Task
Each entry has to be copied exactly, with nothing missed.

Data entries

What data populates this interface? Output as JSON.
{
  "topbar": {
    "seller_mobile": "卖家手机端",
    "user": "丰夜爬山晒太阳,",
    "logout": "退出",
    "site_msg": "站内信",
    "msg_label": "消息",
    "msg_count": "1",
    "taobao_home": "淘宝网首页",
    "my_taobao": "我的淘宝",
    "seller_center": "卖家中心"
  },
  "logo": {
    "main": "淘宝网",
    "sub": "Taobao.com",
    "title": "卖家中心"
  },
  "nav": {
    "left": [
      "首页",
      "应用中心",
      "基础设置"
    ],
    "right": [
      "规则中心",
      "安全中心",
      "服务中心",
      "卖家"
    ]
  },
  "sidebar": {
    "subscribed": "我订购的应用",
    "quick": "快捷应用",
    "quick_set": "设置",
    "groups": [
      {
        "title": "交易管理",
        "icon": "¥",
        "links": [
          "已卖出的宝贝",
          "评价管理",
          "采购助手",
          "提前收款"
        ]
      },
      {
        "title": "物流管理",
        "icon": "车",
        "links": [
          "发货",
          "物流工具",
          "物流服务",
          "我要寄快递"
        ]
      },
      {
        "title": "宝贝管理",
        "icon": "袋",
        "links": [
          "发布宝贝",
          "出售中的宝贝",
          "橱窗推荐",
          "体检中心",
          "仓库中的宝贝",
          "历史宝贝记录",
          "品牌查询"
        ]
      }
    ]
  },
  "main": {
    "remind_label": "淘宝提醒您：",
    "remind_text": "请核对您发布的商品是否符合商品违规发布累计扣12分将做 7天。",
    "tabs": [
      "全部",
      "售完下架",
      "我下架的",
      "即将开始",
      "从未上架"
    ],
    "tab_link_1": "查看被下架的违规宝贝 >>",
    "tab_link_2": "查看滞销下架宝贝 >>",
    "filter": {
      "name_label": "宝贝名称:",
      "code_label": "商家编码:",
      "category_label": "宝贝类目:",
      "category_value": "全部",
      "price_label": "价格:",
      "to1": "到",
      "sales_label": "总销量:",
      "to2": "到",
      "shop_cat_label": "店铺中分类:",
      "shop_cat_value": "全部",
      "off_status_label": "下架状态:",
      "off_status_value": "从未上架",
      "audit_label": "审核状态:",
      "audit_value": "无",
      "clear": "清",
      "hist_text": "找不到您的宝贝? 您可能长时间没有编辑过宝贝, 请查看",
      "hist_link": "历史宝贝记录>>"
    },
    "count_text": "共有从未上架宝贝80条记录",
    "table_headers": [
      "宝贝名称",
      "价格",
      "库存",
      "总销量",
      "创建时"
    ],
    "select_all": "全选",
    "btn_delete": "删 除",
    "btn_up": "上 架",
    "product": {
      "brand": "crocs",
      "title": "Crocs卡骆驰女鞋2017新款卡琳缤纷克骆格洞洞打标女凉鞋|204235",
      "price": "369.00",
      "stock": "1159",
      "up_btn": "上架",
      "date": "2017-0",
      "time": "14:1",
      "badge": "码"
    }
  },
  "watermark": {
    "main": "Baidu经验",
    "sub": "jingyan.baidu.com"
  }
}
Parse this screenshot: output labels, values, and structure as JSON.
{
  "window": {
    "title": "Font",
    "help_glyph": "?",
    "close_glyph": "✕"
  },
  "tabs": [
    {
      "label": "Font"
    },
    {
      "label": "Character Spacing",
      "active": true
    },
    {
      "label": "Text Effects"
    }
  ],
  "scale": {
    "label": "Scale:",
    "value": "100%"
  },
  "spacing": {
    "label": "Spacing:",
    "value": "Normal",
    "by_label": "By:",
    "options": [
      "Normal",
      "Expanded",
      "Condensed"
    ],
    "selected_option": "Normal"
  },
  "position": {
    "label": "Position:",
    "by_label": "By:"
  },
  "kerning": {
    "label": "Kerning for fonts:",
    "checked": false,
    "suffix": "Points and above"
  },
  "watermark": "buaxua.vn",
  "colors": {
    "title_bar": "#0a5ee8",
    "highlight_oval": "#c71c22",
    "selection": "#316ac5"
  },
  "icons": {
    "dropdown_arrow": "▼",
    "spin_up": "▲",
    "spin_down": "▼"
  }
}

Exercise output
What data populates this interface? Output as JSON.
{
  "topbar": {
    "seller_mobile": "卖家手机端",
    "user": "丰夜爬山晒太阳,",
    "logout": "退出",
    "site_msg": "站内信",
    "msg_label": "消息",
    "msg_count": "1",
    "taobao_home": "淘宝网首页",
    "my_taobao": "我的淘宝",
    "seller_center": "卖家中心"
  },
  "logo": {
    "main": "淘宝网",
    "sub": "Taobao.com",
    "title": "卖家中心"
  },
  "nav": {
    "left": [
      "首页",
      "应用中心",
      "基础设置"
    ],
    "right": [
      "规则中心",
      "安全中心",
      "服务中心",
      "卖家"
    ]
  },
  "sidebar": {
    "subscribed": "我订购的应用",
    "quick": "快捷应用",
    "quick_set": "设置",
    "groups": [
      {
        "title": "交易管理",
        "icon": "¥",
        "links": [
          "已卖出的宝贝",
          "评价管理",
          "采购助手",
          "提前收款"
        ]
      },
      {
        "title": "物流管理",
        "icon": "车",
        "links": [
          "发货",
          "物流工具",
          "物流服务",
          "我要寄快递"
        ]
      },
      {
        "title": "宝贝管理",
        "icon": "袋",
        "links": [
          "发布宝贝",
          "出售中的宝贝",
          "橱窗推荐",
          "体检中心",
          "仓库中的宝贝",
          "历史宝贝记录",
          "品牌查询"
        ]
      }
    ]
  },
  "main": {
    "remind_label": "淘宝提醒您：",
    "remind_text": "请核对您发布的商品是否符合商品违规发布累计扣12分将做 7天。",
    "tabs": [
      "全部",
      "售完下架",
      "我下架的",
      "即将开始",
      "从未上架"
    ],
    "tab_link_1": "查看被下架的违规宝贝 >>",
    "tab_link_2": "查看滞销下架宝贝 >>",
    "filter": {
      "name_label": "宝贝名称:",
      "code_label": "商家编码:",
      "category_label": "宝贝类目:",
      "category_value": "全部",
      "price_label": "价格:",
      "to1": "到",
      "sales_label": "总销量:",
      "to2": "到",
      "shop_cat_label": "店铺中分类:",
      "shop_cat_value": "全部",
      "off_status_label": "下架状态:",
      "off_status_value": "从未上架",
      "audit_label": "审核状态:",
      "audit_value": "无",
      "clear": "清",
      "hist_text": "找不到您的宝贝? 您可能长时间没有编辑过宝贝, 请查看",
      "hist_link": "历史宝贝记录>>"
    },
    "count_text": "共有从未上架宝贝80条记录",
    "table_headers": [
      "宝贝名称",
      "价格",
      "库存",
      "总销量",
      "创建时"
    ],
    "select_all": "全选",
    "btn_delete": "删 除",
    "btn_up": "上 架",
    "product": {
      "brand": "crocs",
      "title": "Crocs卡骆驰女鞋2017新款卡琳缤纷克骆格洞洞打标女凉鞋|204235",
      "price": "369.00",
      "stock": "1159",
      "up_btn": "上架",
      "date": "2017-0",
      "time": "14:1",
      "badge": "码"
    }
  },
  "watermark": {
    "main": "Baidu经验",
    "sub": "jingyan.baidu.com"
  }
}
Parse this screenshot: output labels, values, and structure as JSON.
{
  "window": {
    "title": "Font",
    "help_glyph": "?",
    "close_glyph": "✕"
  },
  "tabs": [
    {
      "label": "Font"
    },
    {
      "label": "Character Spacing",
      "active": true
    },
    {
      "label": "Text Effects"
    }
  ],
  "scale": {
    "label": "Scale:",
    "value": "100%"
  },
  "spacing": {
    "label": "Spacing:",
    "value": "Normal",
    "by_label": "By:",
    "options": [
      "Normal",
      "Expanded",
      "Condensed"
    ],
    "selected_option": "Normal"
  },
  "position": {
    "label": "Position:",
    "by_label": "By:"
  },
  "kerning": {
    "label": "Kerning for fonts:",
    "checked": false,
    "suffix": "Points and above"
  },
  "watermark": "buaxua.vn",
  "colors": {
    "title_bar": "#0a5ee8",
    "highlight_oval": "#c71c22",
    "selection": "#316ac5"
  },
  "icons": {
    "dropdown_arrow": "▼",
    "spin_up": "▲",
    "spin_down": "▼"
  }
}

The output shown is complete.